◆ WRITTEN INSTRUCTION
From the data that follows, report how many lines hold the string "Delete", giving only the number.

━━━━━━━━

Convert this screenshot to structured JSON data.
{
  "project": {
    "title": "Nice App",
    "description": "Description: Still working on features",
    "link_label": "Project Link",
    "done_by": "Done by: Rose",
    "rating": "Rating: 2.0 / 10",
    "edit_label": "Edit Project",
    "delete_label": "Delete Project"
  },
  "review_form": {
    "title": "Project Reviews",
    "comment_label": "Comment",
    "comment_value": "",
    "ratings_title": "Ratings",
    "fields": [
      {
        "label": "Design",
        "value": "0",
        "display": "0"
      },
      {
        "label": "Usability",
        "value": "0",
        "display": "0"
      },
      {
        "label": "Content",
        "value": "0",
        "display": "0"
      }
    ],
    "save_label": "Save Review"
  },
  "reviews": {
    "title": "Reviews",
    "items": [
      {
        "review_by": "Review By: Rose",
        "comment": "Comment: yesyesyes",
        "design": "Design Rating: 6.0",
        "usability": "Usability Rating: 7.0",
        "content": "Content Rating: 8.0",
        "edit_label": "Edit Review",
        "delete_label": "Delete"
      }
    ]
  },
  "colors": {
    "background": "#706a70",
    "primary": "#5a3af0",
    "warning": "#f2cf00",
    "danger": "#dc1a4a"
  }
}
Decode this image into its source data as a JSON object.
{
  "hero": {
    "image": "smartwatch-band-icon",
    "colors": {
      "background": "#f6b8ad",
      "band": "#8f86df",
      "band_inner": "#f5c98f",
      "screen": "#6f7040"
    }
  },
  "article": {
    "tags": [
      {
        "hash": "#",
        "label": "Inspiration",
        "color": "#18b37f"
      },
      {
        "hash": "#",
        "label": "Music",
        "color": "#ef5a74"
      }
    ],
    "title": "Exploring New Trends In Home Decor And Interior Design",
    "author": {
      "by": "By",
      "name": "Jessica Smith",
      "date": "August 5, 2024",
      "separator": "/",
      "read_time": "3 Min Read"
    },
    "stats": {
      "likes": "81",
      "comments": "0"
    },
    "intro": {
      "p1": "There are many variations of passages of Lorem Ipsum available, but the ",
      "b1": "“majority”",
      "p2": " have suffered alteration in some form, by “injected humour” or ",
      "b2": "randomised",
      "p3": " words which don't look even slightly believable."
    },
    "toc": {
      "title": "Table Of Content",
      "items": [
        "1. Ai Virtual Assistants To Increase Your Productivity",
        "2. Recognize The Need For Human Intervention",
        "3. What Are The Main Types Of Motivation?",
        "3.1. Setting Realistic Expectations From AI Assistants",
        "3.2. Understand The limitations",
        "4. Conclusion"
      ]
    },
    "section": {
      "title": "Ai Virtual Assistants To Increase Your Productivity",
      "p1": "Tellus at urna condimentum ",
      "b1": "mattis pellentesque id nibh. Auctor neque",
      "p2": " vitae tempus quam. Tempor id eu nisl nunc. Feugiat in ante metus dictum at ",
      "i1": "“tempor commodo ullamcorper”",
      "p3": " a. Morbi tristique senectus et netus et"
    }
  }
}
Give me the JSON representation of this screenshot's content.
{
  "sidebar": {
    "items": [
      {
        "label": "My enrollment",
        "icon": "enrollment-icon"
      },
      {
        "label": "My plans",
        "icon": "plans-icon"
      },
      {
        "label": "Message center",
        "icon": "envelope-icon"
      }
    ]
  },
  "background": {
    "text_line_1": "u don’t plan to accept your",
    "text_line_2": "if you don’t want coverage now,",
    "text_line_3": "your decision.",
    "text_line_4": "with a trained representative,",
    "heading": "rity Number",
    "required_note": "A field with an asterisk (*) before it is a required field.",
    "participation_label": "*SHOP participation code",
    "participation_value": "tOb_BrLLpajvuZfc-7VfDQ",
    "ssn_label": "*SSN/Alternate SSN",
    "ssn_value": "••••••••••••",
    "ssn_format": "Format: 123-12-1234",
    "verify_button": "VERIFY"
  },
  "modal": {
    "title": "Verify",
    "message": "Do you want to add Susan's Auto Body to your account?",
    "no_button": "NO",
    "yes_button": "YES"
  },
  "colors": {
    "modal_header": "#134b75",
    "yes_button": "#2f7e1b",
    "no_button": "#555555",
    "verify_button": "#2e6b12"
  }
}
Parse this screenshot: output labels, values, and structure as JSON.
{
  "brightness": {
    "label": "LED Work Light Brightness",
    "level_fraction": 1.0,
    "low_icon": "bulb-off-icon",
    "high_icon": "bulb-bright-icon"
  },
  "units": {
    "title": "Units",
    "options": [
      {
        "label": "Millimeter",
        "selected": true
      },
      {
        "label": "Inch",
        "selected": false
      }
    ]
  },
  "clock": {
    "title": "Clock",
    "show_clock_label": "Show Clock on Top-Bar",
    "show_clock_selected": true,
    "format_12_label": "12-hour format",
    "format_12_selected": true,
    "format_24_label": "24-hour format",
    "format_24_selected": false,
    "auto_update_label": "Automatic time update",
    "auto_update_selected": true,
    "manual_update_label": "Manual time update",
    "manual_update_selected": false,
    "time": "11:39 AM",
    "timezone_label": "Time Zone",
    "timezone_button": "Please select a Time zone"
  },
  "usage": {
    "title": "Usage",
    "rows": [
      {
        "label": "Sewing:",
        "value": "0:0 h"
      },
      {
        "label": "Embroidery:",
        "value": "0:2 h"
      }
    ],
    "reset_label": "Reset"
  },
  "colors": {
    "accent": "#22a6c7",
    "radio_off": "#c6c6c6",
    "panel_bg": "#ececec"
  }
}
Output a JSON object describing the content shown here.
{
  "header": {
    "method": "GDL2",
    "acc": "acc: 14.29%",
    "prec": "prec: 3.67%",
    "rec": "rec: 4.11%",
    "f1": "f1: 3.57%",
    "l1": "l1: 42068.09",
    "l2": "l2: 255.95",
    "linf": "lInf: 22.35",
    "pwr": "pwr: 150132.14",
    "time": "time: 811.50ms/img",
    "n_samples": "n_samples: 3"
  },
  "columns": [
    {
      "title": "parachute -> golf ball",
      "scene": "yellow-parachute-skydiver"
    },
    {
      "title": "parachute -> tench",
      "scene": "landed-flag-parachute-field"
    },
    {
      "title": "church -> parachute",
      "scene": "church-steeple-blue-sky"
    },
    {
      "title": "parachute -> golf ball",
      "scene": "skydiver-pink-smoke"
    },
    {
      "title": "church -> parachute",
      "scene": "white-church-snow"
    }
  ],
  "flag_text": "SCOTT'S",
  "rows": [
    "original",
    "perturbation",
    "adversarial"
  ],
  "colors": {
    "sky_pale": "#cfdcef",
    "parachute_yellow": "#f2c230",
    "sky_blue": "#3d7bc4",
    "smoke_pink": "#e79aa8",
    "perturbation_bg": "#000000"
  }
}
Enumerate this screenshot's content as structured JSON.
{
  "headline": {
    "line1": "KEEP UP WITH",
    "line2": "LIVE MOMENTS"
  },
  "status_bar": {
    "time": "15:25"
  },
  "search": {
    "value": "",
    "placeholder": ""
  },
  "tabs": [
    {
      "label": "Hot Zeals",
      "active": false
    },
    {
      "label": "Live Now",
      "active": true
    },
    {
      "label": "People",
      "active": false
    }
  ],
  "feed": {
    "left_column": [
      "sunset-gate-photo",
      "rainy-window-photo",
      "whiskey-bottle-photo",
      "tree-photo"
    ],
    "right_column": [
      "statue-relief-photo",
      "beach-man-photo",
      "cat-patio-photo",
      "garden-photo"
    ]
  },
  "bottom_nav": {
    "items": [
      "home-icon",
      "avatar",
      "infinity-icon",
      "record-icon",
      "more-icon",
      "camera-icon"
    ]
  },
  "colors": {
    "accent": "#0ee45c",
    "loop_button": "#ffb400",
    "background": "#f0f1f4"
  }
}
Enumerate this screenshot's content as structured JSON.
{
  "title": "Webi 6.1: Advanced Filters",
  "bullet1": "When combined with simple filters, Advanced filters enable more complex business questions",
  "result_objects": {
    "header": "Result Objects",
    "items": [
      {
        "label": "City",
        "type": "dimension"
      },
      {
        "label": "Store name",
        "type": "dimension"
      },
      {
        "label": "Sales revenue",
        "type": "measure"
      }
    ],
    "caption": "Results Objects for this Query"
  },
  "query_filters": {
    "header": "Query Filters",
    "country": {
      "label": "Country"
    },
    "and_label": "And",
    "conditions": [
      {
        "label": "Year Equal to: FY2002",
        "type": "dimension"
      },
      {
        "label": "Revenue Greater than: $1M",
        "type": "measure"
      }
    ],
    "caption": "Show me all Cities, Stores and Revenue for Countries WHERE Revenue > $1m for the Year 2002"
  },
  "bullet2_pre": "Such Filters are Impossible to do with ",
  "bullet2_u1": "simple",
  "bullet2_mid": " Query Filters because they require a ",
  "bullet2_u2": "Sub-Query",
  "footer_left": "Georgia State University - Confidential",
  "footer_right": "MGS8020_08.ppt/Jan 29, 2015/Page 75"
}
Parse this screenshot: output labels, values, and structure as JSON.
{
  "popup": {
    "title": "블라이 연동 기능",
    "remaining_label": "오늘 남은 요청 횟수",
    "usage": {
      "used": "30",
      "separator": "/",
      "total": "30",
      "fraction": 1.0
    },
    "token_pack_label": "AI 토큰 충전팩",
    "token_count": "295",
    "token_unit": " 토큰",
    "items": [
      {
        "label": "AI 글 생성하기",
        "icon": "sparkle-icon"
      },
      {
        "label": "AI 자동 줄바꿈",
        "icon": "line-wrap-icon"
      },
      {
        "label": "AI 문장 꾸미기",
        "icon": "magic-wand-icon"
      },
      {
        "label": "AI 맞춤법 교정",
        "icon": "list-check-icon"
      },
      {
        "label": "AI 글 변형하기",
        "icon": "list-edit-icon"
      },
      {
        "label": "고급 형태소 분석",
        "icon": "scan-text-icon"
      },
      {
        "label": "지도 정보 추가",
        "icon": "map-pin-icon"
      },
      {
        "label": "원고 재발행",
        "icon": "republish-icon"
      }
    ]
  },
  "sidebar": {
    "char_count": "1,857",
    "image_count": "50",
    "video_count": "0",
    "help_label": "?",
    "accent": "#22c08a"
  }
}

━━━━━━━━

◆ SOLVED EXERCISE
2